» **The problem**
Determine how many lines in the data below contain "JSON" and write only that number.

━━━━━ Extracted data ━━━━━

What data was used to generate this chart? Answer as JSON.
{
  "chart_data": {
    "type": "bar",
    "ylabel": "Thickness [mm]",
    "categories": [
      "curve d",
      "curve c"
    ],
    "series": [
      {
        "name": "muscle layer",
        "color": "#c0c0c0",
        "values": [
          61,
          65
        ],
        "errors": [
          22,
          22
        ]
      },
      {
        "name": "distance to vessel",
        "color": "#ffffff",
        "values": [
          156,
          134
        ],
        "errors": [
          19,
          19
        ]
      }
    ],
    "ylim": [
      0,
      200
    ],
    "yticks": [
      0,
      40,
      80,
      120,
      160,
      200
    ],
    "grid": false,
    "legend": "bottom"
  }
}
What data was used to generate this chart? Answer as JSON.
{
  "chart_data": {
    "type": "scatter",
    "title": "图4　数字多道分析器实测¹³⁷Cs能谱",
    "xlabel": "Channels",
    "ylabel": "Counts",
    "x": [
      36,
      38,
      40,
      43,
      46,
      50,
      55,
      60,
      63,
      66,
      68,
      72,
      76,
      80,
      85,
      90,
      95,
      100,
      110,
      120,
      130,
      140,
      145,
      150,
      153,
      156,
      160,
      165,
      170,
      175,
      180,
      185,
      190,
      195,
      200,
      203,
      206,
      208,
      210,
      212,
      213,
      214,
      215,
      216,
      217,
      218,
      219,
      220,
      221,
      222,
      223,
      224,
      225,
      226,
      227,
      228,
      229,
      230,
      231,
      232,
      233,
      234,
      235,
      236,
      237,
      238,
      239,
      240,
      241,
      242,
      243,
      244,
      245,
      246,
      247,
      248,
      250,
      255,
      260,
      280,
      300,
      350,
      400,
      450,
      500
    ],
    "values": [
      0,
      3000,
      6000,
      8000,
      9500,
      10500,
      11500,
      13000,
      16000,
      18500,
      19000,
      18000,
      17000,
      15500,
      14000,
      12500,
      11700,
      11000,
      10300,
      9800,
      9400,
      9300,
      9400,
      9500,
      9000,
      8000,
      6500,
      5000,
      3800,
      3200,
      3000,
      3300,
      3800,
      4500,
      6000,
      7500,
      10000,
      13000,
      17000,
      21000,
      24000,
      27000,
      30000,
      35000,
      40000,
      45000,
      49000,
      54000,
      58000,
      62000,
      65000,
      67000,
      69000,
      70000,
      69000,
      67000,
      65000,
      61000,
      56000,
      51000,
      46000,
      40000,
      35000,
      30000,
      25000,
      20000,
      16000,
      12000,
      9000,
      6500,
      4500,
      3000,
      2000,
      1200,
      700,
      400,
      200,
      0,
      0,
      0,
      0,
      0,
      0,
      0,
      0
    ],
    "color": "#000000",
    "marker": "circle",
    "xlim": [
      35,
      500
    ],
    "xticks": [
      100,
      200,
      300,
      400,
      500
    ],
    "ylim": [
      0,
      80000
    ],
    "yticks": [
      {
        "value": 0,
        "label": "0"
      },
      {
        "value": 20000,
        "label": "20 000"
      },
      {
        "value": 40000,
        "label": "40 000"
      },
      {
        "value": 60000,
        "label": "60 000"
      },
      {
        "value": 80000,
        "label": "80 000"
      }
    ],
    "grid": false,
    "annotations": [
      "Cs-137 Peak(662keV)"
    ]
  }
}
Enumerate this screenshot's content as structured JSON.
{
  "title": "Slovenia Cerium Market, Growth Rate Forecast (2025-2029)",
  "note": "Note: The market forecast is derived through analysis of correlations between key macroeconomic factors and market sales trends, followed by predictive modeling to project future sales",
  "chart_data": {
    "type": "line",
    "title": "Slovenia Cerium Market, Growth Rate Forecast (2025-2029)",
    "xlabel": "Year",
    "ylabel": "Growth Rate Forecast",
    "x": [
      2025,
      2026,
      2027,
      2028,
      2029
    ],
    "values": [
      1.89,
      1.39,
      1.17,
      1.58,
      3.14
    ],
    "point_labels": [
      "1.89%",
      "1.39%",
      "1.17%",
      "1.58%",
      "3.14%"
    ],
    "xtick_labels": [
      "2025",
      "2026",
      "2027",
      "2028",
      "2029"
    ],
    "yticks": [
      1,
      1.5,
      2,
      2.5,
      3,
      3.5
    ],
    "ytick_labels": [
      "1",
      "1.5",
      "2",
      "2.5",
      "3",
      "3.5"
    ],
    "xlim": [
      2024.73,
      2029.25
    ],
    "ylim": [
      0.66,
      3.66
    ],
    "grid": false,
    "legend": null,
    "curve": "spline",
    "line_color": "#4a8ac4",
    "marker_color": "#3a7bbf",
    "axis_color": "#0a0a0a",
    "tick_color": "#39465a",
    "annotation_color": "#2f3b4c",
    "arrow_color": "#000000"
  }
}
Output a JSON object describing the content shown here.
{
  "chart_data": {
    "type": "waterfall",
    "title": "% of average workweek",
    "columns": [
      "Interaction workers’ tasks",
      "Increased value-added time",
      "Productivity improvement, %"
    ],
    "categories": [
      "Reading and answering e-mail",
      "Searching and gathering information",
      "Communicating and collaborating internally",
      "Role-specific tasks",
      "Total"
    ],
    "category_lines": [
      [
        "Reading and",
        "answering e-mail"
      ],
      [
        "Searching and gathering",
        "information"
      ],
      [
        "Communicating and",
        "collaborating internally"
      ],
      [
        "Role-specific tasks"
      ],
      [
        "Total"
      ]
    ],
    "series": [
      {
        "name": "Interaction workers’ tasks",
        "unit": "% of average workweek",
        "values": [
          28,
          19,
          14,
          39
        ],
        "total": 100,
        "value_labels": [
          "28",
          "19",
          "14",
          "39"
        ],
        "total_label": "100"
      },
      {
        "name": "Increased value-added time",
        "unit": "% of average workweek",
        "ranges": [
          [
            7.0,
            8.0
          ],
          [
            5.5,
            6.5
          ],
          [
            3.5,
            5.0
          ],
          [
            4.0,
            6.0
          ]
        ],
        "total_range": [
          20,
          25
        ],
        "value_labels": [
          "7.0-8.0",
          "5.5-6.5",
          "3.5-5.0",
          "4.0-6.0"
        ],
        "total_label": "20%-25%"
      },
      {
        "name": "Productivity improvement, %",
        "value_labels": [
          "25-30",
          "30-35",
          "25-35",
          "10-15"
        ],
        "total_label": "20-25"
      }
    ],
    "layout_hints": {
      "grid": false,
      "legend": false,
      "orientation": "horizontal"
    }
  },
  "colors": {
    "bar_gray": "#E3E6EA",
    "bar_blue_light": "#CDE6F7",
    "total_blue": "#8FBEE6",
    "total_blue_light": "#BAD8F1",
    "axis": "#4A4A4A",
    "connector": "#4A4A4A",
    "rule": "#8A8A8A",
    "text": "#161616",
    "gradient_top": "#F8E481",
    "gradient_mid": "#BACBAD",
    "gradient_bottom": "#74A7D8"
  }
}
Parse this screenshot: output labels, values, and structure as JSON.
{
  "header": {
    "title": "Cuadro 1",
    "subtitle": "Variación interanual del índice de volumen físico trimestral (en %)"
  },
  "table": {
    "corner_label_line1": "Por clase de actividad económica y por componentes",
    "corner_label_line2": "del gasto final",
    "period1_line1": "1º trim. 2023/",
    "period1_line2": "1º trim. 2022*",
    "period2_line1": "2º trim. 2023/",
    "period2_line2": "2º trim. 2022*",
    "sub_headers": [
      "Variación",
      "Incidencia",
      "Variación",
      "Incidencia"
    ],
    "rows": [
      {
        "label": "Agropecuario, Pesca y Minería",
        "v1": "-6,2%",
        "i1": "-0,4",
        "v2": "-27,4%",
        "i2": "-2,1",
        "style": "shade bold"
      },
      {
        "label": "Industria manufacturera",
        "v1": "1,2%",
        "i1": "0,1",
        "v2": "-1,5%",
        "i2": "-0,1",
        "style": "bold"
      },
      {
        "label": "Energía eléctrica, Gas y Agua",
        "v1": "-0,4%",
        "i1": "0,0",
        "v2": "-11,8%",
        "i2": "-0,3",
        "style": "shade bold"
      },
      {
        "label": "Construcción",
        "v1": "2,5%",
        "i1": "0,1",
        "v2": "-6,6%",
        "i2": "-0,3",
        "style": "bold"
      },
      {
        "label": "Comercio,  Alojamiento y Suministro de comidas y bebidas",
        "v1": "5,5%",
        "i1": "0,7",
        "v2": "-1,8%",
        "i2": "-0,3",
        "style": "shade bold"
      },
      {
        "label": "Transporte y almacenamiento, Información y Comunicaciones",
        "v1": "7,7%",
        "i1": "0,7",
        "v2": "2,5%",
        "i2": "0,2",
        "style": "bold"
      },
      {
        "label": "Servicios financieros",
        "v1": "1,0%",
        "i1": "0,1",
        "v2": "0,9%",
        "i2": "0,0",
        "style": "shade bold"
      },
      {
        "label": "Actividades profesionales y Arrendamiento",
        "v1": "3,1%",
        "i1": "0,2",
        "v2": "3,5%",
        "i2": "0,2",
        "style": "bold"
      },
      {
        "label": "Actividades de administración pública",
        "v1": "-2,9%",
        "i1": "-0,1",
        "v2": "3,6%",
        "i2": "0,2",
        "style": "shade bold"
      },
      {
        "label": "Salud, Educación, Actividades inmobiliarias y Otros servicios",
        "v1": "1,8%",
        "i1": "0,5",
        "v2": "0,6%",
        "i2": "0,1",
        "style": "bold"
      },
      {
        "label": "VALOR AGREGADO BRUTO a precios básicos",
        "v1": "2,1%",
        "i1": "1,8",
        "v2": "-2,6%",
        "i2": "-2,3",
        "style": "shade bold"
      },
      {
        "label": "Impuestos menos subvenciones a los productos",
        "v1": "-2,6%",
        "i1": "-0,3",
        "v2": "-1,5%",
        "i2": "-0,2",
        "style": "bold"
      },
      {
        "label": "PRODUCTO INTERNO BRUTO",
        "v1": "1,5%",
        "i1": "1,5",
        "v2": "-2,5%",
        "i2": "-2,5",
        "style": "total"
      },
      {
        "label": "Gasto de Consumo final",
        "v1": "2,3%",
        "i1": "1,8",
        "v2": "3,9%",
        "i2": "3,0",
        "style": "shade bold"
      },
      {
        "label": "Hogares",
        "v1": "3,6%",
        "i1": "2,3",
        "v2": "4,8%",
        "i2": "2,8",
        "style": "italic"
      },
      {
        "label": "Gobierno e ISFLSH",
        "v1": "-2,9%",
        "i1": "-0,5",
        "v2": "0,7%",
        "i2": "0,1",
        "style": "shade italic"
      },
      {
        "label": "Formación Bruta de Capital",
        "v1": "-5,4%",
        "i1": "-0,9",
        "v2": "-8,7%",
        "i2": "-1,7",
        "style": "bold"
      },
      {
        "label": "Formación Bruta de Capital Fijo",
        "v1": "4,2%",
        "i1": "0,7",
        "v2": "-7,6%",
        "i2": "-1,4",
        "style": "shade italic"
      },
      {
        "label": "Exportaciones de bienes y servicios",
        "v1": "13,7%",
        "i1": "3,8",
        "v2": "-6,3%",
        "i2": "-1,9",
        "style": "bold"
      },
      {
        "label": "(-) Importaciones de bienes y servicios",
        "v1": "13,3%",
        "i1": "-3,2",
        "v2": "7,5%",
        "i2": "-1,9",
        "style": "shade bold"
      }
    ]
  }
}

━━━━━

» **Exercise response**
5